Required work:
Extract the complete listing and repeat it word for word.

Supplied records:

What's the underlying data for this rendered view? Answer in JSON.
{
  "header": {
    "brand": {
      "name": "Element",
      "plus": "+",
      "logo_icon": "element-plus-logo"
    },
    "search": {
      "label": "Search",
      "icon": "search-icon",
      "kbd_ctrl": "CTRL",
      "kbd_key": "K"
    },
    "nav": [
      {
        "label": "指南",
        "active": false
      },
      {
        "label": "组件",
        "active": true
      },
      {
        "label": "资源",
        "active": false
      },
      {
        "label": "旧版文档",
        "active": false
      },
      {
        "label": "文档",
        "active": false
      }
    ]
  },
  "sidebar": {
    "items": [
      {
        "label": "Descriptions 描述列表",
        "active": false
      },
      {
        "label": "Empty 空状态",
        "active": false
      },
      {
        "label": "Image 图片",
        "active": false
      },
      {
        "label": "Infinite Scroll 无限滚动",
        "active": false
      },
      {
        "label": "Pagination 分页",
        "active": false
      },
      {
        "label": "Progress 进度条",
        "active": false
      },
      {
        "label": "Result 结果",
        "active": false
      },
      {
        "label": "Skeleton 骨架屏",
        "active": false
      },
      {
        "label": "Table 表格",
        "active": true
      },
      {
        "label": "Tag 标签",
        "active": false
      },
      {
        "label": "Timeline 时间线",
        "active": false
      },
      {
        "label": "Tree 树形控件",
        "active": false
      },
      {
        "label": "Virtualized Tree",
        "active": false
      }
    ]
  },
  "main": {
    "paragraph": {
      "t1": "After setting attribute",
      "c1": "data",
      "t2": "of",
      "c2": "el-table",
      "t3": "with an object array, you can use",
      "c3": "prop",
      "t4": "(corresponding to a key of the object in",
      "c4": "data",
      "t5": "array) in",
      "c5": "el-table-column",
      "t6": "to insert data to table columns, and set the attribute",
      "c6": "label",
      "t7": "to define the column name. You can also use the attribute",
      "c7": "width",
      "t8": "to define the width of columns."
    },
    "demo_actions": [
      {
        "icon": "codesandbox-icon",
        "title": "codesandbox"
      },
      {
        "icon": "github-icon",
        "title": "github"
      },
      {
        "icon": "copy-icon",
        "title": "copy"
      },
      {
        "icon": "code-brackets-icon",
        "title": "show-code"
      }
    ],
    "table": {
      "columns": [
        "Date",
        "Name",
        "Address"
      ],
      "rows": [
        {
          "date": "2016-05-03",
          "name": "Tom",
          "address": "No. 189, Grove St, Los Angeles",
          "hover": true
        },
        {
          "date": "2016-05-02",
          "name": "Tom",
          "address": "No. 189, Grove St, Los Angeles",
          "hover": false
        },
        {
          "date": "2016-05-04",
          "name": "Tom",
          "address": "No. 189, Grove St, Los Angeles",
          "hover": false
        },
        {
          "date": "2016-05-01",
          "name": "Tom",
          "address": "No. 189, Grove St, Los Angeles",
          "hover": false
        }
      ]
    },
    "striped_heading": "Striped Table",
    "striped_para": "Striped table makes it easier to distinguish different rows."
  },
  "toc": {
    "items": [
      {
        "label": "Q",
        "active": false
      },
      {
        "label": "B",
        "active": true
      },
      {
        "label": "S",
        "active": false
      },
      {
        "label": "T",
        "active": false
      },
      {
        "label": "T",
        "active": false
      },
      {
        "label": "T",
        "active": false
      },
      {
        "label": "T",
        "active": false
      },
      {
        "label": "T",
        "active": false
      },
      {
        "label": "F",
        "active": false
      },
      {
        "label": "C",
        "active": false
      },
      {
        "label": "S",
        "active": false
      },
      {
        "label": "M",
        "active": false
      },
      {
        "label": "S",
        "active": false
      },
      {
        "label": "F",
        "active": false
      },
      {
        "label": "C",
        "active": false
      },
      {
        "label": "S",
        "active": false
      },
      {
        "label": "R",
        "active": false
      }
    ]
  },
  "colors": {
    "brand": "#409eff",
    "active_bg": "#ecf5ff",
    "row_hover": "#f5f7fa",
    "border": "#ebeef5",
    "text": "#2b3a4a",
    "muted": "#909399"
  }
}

Exercise response:
What's the underlying data for this rendered view? Answer in JSON.
{
  "header": {
    "brand": {
      "name": "Element",
      "plus": "+",
      "logo_icon": "element-plus-logo"
    },
    "search": {
      "label": "Search",
      "icon": "search-icon",
      "kbd_ctrl": "CTRL",
      "kbd_key": "K"
    },
    "nav": [
      {
        "label": "指南",
        "active": false
      },
      {
        "label": "组件",
        "active": true
      },
      {
        "label": "资源",
        "active": false
      },
      {
        "label": "旧版文档",
        "active": false
      },
      {
        "label": "文档",
        "active": false
      }
    ]
  },
  "sidebar": {
    "items": [
      {
        "label": "Descriptions 描述列表",
        "active": false
      },
      {
        "label": "Empty 空状态",
        "active": false
      },
      {
        "label": "Image 图片",
        "active": false
      },
      {
        "label": "Infinite Scroll 无限滚动",
        "active": false
      },
      {
        "label": "Pagination 分页",
        "active": false
      },
      {
        "label": "Progress 进度条",
        "active": false
      },
      {
        "label": "Result 结果",
        "active": false
      },
      {
        "label": "Skeleton 骨架屏",
        "active": false
      },
      {
        "label": "Table 表格",
        "active": true
      },
      {
        "label": "Tag 标签",
        "active": false
      },
      {
        "label": "Timeline 时间线",
        "active": false
      },
      {
        "label": "Tree 树形控件",
        "active": false
      },
      {
        "label": "Virtualized Tree",
        "active": false
      }
    ]
  },
  "main": {
    "paragraph": {
      "t1": "After setting attribute",
      "c1": "data",
      "t2": "of",
      "c2": "el-table",
      "t3": "with an object array, you can use",
      "c3": "prop",
      "t4": "(corresponding to a key of the object in",
      "c4": "data",
      "t5": "array) in",
      "c5": "el-table-column",
      "t6": "to insert data to table columns, and set the attribute",
      "c6": "label",
      "t7": "to define the column name. You can also use the attribute",
      "c7": "width",
      "t8": "to define the width of columns."
    },
    "demo_actions": [
      {
        "icon": "codesandbox-icon",
        "title": "codesandbox"
      },
      {
        "icon": "github-icon",
        "title": "github"
      },
      {
        "icon": "copy-icon",
        "title": "copy"
      },
      {
        "icon": "code-brackets-icon",
        "title": "show-code"
      }
    ],
    "table": {
      "columns": [
        "Date",
        "Name",
        "Address"
      ],
      "rows": [
        {
          "date": "2016-05-03",
          "name": "Tom",
          "address": "No. 189, Grove St, Los Angeles",
          "hover": true
        },
        {
          "date": "2016-05-02",
          "name": "Tom",
          "address": "No. 189, Grove St, Los Angeles",
          "hover": false
        },
        {
          "date": "2016-05-04",
          "name": "Tom",
          "address": "No. 189, Grove St, Los Angeles",
          "hover": false
        },
        {
          "date": "2016-05-01",
          "name": "Tom",
          "address": "No. 189, Grove St, Los Angeles",
          "hover": false
        }
      ]
    },
    "striped_heading": "Striped Table",
    "striped_para": "Striped table makes it easier to distinguish different rows."
  },
  "toc": {
    "items": [
      {
        "label": "Q",
        "active": false
      },
      {
        "label": "B",
        "active": true
      },
      {
        "label": "S",
        "active": false
      },
      {
        "label": "T",
        "active": false
      },
      {
        "label": "T",
        "active": false
      },
      {
        "label": "T",
        "active": false
      },
      {
        "label": "T",
        "active": false
      },
      {
        "label": "T",
        "active": false
      },
      {
        "label": "F",
        "active": false
      },
      {
        "label": "C",
        "active": false
      },
      {
        "label": "S",
        "active": false
      },
      {
        "label": "M",
        "active": false
      },
      {
        "label": "S",
        "active": false
      },
      {
        "label": "F",
        "active": false
      },
      {
        "label": "C",
        "active": false
      },
      {
        "label": "S",
        "active": false
      },
      {
        "label": "R",
        "active": false
      }
    ]
  },
  "colors": {
    "brand": "#409eff",
    "active_bg": "#ecf5ff",
    "row_hover": "#f5f7fa",
    "border": "#ebeef5",
    "text": "#2b3a4a",
    "muted": "#909399"
  }
}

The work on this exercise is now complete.